### Passage given
## start
# Cinema Room Build



## ardandy

Well the selling of the 330i had to be offset by something and this is it, a dedicated cinema room that I'm starting. Hopefully ready to watch within 2-3 weeks and sticking to a pretty tight budget.

This is the room that's been converted. It's roughly 10.5ft by 13.5ft, has no windows and is 2 floors from any bedrooms so noise shouldn't be an issue. We moved in around 6 months ago so this is how it was when we arrived.





































I've just bought the projector and ordered the AV equipment but as always I think my ideas are outstripping my budget so something's may have to wait a bit.

The first thing to do was to get rid of that god awful brown we inherited! I've settled on 3 colours. 3 of the walls are Dulux 'Urban Obsession' which is like a dark grey. The ceiling is Craig & Rose 'Arabian Red', which should match (roughly) the carpet I've chosen.

This is the only in-progress pic I remembered to actually take!










I did come across a significant budget issue regarding the screen I was wanting to order which has meant a rethink. For now basically I cannot afford one so I've gone down the painted wall route.

Some sanding and some 'Warm Pewter' later and this is the projection wall.










Then onto the ceiling in Arabian Red!





































I'm doing some testing later on tonight with the actual projector.

BenQ W1070 - http://www.trustedreviews.com/benq-w1070-review

It's still at the very good price of £437!! Given I have no windows to compete with and it doesn't have to be hidden anywhere etc this seemed a great choice and value!

Also got a 5 star bargain in my audio options.

Yamaha RXV377 - http://www.whathifi.com/yamaha/rx-v377/review
Q Acoustics 2000i 5.1 Package - http://www.whathifi.com/q-acoustics/2000i-51-pack/review

£650 for both!

More to follow as it progresses...............


----------



## t1mmy

This looks great, I'm looking forward to more updates.


----------



## R7KY D

Looking forward to this :thumb: , I've just started humming the Pearl and Dean tune :lol:


----------



## SteveyG

Who are Pearl and Dean? Always wondered why it comes up at the cinema and no one I've spoken to knows.

Looks good so far. £650 is a good price for the receiver and speakers.


----------



## PaulaJayne

Pearl & Dean is primarily known as a British cinema advertising company. It was founded in 1953 by brothers Ernie and Charles Pearl, and Bob Dean.


----------



## SteveyG

So the buggers who ruin the cinema by making us watch 30 minutes of adverts?


----------



## Maniac

I love this. I did it several years ago in my home at the time that had a twin garage under the house. I put up a backlit glass block wall between the two garages to make one room that was accessed off the hallway. Put in a few big subs and speakers a nice big widescreen (quite a new thing at the time) projector in the roof and a big L shaped sofa to crash on.
## end
### Task requirements
Can you give the cinema room thread again between "It's still at" and "choice and value!", inclusive, switching "great choice" to "solid choice"?

[Stored entries]
## start
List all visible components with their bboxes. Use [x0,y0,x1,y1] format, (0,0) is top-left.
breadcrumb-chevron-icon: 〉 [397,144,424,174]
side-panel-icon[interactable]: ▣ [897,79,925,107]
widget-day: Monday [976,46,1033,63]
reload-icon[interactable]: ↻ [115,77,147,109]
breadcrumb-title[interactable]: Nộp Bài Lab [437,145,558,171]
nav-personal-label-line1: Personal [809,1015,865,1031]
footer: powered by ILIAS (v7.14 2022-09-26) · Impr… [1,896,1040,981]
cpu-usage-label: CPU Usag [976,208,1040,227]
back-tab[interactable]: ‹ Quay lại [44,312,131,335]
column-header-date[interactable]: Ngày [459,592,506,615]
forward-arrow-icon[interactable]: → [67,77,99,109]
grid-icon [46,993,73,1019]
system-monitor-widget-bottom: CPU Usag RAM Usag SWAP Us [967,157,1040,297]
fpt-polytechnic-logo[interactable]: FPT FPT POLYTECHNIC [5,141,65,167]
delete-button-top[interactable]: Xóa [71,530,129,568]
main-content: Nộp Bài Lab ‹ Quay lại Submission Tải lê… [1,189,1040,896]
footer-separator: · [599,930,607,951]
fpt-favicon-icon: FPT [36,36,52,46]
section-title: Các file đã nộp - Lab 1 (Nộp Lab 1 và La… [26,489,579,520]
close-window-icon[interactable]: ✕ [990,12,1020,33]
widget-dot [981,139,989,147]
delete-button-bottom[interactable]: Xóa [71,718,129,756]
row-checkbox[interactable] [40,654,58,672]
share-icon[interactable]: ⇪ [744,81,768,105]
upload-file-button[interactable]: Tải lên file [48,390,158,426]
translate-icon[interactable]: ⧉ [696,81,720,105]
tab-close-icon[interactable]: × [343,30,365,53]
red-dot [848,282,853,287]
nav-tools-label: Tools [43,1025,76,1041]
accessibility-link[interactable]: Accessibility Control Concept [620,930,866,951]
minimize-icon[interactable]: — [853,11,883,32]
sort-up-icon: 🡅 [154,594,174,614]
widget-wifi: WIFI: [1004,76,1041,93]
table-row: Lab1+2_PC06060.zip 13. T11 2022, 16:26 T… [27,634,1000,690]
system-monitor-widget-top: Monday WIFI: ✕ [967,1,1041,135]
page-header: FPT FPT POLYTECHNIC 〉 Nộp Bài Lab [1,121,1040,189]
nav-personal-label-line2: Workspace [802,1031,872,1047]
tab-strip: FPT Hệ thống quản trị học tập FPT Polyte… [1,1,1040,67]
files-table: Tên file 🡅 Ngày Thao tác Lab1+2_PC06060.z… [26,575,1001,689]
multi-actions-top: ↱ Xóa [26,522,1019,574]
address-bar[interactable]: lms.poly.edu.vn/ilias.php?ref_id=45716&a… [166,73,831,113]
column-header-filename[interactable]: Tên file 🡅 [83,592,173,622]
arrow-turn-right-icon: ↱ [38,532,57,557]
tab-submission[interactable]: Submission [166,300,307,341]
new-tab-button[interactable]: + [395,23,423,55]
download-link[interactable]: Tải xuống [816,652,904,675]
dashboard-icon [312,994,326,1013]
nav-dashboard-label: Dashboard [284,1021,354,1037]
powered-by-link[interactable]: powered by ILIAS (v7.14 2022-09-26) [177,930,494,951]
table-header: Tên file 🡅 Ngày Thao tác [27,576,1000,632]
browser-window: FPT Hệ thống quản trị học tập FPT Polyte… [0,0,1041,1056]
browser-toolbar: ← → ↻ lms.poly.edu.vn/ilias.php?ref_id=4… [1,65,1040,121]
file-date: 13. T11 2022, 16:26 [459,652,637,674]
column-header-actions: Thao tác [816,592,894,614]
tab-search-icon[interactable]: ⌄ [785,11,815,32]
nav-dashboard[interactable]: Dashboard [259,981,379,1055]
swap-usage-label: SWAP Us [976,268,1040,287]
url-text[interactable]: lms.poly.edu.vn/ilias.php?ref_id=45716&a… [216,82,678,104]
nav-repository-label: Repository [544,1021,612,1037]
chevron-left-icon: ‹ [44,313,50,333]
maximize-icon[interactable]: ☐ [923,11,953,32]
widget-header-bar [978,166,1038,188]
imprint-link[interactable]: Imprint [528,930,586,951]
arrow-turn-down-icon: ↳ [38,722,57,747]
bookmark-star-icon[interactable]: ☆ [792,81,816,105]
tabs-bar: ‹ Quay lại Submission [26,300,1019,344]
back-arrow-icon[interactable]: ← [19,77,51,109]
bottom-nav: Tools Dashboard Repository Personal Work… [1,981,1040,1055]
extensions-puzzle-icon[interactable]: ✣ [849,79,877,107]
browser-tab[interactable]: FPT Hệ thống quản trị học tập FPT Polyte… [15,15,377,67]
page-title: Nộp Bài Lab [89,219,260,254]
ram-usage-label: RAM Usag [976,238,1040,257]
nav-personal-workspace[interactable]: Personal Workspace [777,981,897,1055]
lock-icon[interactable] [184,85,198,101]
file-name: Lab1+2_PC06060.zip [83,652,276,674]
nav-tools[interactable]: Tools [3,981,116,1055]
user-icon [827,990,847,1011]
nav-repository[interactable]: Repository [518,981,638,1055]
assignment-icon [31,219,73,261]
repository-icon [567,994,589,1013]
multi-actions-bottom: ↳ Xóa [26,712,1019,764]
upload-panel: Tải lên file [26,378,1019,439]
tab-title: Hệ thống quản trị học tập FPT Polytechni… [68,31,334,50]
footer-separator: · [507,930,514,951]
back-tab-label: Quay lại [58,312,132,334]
## end
### Answer
It's still at the very good price of £437!! Given I have no windows to compete with and it doesn't have to be hidden anywhere etc this seemed a solid choice and value!